Stored entries

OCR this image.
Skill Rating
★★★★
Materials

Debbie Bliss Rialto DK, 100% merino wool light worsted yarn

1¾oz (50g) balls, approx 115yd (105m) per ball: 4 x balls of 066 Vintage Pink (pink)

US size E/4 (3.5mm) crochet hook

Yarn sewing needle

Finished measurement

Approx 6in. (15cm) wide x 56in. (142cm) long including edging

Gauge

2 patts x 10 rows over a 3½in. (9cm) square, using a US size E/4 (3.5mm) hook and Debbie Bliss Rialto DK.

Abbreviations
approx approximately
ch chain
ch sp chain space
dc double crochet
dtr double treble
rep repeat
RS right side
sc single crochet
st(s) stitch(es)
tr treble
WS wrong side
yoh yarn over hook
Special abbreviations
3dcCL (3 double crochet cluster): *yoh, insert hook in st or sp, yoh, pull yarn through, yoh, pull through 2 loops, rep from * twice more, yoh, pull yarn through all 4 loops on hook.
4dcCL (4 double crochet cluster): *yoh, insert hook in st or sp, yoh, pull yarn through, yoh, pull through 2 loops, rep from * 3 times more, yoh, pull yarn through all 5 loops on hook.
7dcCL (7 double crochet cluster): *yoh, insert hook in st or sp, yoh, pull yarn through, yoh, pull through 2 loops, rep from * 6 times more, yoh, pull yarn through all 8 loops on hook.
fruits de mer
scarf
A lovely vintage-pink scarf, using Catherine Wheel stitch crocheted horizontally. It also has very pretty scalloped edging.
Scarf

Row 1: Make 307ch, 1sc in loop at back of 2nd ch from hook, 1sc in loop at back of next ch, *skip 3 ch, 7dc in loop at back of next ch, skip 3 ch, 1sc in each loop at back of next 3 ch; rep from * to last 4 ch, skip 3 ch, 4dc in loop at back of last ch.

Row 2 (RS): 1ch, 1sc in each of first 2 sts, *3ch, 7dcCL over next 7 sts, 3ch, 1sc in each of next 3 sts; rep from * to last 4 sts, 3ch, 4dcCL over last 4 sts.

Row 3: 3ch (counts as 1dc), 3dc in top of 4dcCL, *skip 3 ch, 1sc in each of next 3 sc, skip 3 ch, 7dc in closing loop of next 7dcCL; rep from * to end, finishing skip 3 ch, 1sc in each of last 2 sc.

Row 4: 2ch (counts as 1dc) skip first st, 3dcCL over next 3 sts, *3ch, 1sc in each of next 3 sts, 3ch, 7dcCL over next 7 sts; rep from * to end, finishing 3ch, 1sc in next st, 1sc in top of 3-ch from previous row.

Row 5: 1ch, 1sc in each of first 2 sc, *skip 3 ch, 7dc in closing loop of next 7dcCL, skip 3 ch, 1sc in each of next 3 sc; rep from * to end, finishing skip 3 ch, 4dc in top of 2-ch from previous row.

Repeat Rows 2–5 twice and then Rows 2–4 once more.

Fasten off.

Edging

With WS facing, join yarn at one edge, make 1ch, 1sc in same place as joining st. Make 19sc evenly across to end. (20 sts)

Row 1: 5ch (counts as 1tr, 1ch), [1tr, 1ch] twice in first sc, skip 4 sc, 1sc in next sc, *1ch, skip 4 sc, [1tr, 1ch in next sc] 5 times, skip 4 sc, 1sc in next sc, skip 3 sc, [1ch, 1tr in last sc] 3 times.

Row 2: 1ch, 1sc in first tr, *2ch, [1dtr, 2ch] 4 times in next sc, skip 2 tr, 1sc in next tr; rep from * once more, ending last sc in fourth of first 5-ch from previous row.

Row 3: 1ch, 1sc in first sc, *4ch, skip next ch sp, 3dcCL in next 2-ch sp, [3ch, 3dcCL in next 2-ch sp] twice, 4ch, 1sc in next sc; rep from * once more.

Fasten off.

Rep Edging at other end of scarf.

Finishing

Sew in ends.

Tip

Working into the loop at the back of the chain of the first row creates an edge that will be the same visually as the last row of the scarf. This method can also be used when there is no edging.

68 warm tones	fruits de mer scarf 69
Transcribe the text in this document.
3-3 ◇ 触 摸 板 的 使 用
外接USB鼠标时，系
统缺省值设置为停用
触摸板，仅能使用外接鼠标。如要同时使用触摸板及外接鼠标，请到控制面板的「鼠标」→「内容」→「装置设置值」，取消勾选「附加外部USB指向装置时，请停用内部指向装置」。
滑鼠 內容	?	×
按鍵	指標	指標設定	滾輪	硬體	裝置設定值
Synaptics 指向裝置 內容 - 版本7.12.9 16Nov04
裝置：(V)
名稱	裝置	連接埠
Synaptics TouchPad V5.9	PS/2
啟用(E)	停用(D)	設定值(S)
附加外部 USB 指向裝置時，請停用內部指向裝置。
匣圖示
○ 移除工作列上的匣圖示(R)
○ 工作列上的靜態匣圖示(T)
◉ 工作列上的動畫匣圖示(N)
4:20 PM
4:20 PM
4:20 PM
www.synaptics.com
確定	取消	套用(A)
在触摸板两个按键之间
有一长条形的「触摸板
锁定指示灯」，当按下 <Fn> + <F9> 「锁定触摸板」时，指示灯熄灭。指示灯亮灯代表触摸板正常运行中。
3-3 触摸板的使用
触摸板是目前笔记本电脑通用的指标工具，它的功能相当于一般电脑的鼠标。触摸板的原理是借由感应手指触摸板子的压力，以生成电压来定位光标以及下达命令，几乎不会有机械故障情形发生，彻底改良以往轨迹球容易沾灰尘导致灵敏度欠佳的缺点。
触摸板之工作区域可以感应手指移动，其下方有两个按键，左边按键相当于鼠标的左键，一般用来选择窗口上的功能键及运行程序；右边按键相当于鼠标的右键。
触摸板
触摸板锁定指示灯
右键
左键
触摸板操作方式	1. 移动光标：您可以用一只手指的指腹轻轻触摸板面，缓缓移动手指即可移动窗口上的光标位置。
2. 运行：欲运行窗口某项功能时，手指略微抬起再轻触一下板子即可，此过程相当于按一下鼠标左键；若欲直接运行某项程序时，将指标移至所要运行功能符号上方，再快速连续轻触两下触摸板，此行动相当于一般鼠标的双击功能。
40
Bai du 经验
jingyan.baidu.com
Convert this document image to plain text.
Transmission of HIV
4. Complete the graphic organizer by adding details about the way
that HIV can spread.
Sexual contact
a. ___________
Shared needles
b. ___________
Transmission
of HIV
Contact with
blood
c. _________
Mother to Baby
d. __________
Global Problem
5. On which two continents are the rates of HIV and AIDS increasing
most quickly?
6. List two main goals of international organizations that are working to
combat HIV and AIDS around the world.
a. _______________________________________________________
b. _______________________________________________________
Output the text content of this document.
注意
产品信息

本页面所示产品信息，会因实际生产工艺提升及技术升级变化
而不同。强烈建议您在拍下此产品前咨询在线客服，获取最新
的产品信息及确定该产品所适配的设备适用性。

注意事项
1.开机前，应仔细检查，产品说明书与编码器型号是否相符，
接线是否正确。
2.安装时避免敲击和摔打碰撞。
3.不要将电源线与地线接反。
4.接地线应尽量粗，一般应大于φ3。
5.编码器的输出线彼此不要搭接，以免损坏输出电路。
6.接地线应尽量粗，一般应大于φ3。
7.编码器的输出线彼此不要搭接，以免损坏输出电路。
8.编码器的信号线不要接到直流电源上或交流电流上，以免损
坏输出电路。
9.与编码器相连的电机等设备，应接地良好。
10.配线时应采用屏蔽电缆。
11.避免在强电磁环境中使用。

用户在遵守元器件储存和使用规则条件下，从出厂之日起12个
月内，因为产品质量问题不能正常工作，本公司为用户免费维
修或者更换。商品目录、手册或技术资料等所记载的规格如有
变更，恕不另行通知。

What to do: Copy every line of the records above that holds the word "over".

Result below:
2 patts x 10 rows over a 3½in. (9cm) square, using a US size E/4 (3.5mm) hook and Debbie Bliss Rialto DK.
yoh yarn over hook
Row 2 (RS): 1ch, 1sc in each of first 2 sts, *3ch, 7dcCL over next 7 sts, 3ch, 1sc in each of next 3 sts; rep from * to last 4 sts, 3ch, 4dcCL over last 4 sts.
Row 4: 2ch (counts as 1dc) skip first st, 3dcCL over next 3 sts, *3ch, 1sc in each of next 3 sts, 3ch, 7dcCL over next 7 sts; rep from * to end, finishing 3ch, 1sc in next st, 1sc in top of 3-ch from previous row.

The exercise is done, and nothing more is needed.